Data entries

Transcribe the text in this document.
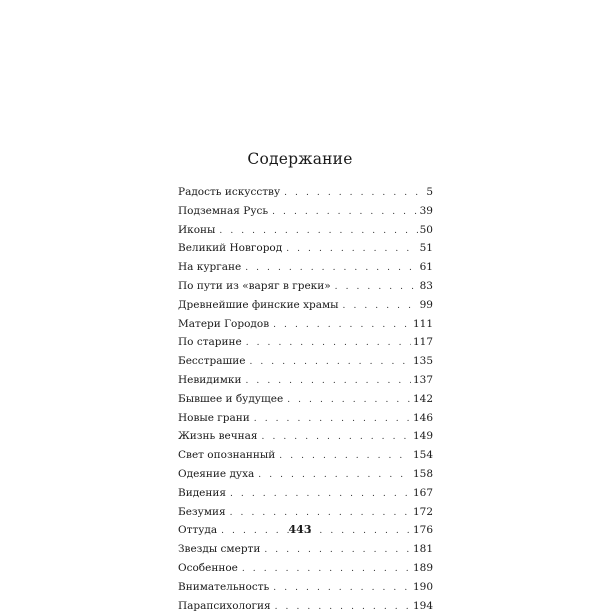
Содержание
Радость искусству . . .	5
Подземная Русь . . .	39
Иконы . . .	50
Великий Новгород . . .	51
На кургане . . .	61
По пути из «варяг в греки» . . .	83
Древнейшие финские храмы . . .	99
Матери Городов . . .	111
По старине . . .	117
Бесстрашие . . .	135
Невидимки . . .	137
Бывшее и будущее . . .	142
Новые грани . . .	146
Жизнь вечная . . .	149
Свет опознанный . . .	154
Одеяние духа . . .	158
Видения . . .	167
Безумия . . .	172
Оттуда . . .	176
Звезды смерти . . .	181
Особенное . . .	189
Внимательность . . .	190
Парапсихология . . .	194

443
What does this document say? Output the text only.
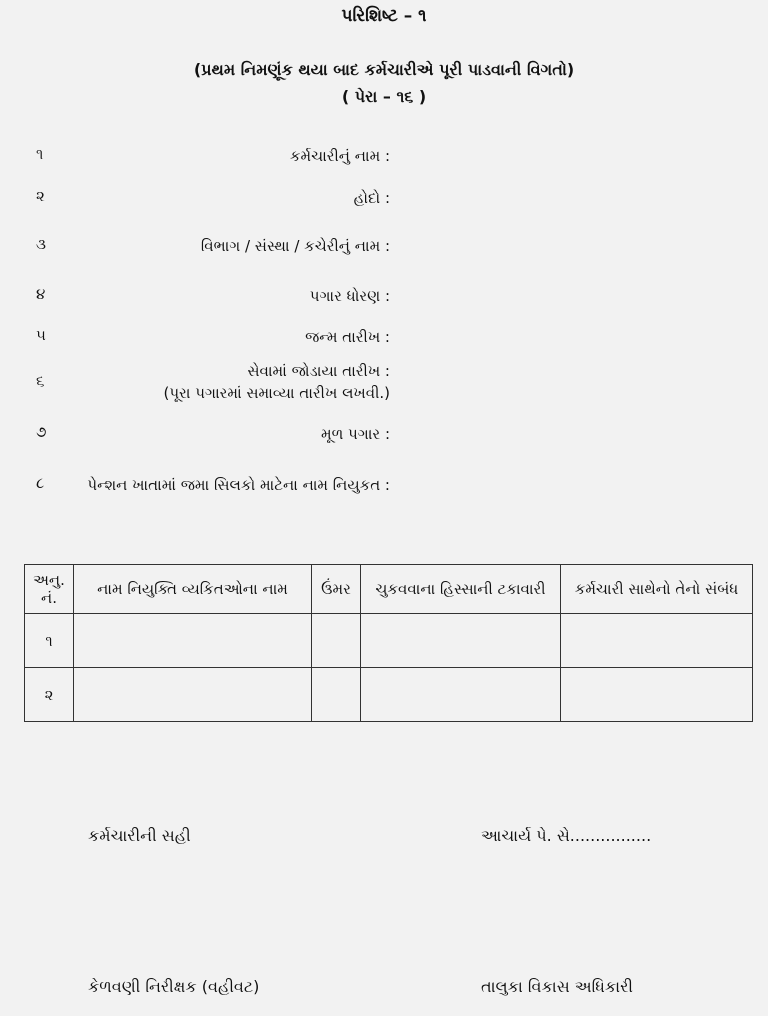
પરિશિષ્ટ – ૧
(પ્રથમ નિમણૂંક થયા બાદ કર્મચારીએ પૂરી પાડવાની વિગતો)
( પેરા – ૧૬ )
૧	કર્મચારીનું નામ :
૨	હોદો :
૩	વિભાગ / સંસ્થા / કચેરીનું નામ :
૪	પગાર ધોરણ :
૫	જન્મ તારીખ :
૬
સેવામાં જોડાયા તારીખ :
(પૂરા પગારમાં સમાવ્યા તારીખ લખવી.)
૭	મૂળ પગાર :
૮	પેન્શન ખાતામાં જમા સિલકો માટેના નામ નિયુકત :
અનુ. નં.	નામ નિયુક્તિ વ્યકિતઓના નામ	ઉંમર	ચુકવવાના હિસ્સાની ટકાવારી	કર્મચારી સાથેનો તેનો સંબંધ
૧				
૨				
કર્મચારીની સહી	આચાર્ય પે. સે................
કેળવણી નિરીક્ષક (વહીવટ)	તાલુકા વિકાસ અધિકારી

• _EXERCISE TASK_: In the records above, collect each line with "this".

• _REPLY_:
Transcribe the text in this document.
What does this document say? Output the text only.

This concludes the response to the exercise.